Find the lines holding the word "Coleman" and collect them.

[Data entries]
----

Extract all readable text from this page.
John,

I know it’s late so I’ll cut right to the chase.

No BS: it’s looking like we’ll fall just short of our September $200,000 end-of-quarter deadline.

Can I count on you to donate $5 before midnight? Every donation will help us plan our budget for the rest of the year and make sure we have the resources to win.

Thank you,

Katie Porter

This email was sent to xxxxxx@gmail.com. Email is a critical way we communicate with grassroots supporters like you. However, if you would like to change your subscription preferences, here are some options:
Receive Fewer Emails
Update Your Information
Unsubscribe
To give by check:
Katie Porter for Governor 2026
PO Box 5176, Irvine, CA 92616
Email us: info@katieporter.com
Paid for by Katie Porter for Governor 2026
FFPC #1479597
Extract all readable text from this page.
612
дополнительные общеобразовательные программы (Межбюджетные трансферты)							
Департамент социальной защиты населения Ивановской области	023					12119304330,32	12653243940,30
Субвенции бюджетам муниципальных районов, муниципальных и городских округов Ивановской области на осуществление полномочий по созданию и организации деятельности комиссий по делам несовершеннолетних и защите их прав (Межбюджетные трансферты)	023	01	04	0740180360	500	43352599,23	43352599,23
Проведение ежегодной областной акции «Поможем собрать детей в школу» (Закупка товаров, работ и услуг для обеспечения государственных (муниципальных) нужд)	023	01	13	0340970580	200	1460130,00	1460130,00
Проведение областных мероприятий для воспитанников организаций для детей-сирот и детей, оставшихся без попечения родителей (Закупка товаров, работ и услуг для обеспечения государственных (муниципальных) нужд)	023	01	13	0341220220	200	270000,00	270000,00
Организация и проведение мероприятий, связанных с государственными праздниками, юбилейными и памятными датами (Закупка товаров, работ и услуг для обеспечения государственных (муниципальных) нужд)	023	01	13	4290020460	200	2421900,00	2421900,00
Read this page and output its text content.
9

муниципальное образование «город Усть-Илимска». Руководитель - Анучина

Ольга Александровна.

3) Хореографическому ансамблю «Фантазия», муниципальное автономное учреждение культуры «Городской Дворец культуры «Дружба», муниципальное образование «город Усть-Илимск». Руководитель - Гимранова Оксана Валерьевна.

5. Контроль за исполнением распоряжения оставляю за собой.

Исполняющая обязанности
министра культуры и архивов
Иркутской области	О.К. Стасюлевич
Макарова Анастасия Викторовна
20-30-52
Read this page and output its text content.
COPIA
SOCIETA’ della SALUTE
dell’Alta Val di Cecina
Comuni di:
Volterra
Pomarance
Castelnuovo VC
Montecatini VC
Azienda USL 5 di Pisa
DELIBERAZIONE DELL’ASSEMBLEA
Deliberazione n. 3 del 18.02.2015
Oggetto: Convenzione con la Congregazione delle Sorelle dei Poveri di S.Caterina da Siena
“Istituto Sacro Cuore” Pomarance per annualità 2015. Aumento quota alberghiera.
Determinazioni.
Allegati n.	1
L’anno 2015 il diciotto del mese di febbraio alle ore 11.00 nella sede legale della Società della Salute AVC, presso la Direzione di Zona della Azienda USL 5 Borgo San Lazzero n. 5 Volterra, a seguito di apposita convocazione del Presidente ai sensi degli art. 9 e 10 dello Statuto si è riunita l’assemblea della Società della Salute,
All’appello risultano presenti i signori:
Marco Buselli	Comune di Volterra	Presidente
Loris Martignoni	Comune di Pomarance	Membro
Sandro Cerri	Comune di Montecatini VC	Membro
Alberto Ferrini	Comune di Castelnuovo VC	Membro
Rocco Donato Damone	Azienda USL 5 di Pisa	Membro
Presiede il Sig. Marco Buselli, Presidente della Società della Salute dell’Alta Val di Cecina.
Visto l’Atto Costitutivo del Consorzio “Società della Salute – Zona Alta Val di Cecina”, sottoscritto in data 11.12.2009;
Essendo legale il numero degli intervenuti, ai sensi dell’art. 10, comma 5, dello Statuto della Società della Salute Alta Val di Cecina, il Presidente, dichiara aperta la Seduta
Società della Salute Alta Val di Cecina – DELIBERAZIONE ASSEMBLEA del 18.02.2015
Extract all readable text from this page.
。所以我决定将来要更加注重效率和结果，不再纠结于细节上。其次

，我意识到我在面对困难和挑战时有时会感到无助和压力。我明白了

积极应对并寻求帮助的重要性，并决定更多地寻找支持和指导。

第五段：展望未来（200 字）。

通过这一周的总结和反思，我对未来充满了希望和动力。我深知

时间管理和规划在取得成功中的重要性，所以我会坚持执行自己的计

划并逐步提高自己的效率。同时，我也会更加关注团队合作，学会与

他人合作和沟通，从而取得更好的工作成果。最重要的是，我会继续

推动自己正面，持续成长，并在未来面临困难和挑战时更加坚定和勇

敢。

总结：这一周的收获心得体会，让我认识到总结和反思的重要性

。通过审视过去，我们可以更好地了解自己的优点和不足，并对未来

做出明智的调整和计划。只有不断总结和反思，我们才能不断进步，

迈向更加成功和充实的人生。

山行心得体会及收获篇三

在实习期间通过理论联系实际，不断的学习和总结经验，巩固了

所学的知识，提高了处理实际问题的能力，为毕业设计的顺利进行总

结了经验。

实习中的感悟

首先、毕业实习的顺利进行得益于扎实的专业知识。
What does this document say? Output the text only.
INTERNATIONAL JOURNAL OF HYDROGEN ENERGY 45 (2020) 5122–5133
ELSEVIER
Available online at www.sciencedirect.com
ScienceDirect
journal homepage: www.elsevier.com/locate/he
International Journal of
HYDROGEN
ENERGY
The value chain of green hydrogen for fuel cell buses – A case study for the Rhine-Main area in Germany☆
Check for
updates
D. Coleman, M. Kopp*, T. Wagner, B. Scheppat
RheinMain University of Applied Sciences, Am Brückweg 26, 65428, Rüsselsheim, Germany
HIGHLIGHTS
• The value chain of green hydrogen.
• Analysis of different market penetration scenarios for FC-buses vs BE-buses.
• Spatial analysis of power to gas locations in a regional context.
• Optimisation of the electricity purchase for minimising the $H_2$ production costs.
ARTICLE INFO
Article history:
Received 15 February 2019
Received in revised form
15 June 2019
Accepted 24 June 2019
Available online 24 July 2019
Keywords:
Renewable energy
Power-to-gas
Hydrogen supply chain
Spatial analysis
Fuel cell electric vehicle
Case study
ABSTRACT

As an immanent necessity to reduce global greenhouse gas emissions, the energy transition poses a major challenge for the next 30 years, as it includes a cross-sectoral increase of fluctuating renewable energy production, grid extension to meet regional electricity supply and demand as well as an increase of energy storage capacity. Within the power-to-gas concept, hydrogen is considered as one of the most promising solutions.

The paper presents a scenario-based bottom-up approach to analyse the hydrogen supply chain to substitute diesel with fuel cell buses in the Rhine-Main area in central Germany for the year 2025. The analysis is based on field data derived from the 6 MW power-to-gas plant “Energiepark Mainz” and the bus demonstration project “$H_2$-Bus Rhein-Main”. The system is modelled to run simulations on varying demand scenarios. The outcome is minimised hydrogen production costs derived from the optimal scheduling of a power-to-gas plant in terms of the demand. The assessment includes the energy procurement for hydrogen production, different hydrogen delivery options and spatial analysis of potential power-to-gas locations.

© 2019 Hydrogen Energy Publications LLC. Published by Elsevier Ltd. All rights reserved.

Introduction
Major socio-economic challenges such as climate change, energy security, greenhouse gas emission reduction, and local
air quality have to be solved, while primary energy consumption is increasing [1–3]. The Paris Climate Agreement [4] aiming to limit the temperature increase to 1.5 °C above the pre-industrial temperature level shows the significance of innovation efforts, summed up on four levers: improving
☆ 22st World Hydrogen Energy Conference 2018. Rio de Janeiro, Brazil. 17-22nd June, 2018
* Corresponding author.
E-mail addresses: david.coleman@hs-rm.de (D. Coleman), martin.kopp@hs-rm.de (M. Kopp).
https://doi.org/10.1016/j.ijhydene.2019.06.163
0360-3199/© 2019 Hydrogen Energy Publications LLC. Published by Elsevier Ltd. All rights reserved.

----

_SOLUTION TO THE PROBLEM_:
D. Coleman, M. Kopp*, T. Wagner, B. Scheppat
E-mail addresses: david.coleman@hs-rm.de (D. Coleman), martin.kopp@hs-rm.de (M. Kopp).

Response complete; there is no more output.